** START Supplied material **

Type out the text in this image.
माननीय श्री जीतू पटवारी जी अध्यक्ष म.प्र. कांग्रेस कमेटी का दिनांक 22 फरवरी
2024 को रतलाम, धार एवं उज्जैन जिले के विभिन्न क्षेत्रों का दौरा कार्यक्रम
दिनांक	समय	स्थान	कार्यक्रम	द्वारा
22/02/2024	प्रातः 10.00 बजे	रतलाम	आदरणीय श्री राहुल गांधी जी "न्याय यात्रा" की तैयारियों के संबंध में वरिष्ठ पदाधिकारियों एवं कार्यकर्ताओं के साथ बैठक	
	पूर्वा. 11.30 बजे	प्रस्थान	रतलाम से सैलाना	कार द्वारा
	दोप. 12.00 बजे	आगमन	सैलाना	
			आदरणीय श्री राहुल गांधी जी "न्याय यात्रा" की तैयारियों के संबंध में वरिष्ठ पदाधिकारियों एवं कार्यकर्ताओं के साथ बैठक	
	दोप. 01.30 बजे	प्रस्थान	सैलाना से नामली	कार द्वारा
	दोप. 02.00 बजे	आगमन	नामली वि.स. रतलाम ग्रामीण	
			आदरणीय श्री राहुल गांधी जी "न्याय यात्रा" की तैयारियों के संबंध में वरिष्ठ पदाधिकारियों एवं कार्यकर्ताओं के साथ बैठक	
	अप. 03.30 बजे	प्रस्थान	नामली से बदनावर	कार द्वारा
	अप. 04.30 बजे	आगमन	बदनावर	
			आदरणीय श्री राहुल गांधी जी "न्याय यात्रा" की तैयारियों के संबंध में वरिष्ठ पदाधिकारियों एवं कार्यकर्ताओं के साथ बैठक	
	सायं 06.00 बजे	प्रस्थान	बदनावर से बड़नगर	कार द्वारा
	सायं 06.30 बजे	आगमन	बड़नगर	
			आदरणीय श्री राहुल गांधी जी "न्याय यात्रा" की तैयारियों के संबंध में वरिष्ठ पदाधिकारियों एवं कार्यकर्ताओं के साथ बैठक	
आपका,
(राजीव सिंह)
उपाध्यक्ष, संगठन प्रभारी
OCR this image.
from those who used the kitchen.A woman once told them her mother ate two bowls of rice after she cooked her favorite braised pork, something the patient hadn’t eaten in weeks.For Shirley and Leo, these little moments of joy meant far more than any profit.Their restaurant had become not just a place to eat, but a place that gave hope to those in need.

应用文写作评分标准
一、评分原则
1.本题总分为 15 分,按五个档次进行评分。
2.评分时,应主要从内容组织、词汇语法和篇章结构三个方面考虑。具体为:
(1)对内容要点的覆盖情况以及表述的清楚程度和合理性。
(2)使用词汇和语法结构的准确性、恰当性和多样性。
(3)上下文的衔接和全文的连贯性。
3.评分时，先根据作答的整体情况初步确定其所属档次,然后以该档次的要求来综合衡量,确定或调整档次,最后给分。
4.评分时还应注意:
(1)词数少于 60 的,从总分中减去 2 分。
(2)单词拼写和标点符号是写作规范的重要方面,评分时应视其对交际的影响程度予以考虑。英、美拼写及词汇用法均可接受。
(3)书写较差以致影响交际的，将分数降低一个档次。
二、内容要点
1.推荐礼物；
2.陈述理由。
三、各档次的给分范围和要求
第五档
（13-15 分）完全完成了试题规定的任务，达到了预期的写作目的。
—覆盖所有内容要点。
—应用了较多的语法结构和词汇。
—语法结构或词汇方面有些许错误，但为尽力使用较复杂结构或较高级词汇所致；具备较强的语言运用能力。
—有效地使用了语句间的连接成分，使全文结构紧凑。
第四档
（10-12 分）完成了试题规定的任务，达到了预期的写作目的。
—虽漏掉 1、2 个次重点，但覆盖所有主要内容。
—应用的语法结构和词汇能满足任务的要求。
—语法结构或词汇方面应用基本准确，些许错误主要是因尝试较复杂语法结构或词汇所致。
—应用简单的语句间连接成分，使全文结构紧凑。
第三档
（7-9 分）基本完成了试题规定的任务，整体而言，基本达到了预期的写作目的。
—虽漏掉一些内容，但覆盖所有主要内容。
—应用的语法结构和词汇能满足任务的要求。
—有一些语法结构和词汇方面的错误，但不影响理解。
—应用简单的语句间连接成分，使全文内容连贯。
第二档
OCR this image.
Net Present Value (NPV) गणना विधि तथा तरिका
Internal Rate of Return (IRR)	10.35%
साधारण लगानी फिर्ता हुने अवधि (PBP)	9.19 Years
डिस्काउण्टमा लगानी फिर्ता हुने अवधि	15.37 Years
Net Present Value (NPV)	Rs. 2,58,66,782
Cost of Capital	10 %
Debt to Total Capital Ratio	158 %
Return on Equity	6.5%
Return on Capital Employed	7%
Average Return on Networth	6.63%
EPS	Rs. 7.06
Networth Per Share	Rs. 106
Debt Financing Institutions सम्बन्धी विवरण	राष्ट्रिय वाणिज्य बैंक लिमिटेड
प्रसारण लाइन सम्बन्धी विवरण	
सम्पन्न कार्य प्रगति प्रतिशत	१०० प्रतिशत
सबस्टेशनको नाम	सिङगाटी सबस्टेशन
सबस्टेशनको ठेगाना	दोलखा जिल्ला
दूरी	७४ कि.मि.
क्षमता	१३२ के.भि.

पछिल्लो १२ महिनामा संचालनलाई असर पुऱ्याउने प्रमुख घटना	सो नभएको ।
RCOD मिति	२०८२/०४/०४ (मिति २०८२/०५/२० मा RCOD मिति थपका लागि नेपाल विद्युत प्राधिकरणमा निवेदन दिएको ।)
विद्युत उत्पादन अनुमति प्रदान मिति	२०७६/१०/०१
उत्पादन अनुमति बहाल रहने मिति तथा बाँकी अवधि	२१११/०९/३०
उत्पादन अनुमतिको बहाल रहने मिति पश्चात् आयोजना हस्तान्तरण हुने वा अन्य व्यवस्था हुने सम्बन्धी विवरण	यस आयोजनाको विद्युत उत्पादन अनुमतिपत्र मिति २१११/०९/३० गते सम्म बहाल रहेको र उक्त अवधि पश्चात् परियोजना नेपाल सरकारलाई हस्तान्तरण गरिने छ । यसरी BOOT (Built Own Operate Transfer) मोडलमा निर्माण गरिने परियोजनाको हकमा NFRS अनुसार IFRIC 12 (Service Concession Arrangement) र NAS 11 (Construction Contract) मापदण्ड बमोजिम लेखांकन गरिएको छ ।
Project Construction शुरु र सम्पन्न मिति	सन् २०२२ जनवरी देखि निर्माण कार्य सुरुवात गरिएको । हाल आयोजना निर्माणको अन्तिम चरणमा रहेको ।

** END Supplied material **

Collect each line holding the string "Capital".

Cost of Capital	10 %
Debt to Total Capital Ratio	158 %
Return on Capital Employed	7%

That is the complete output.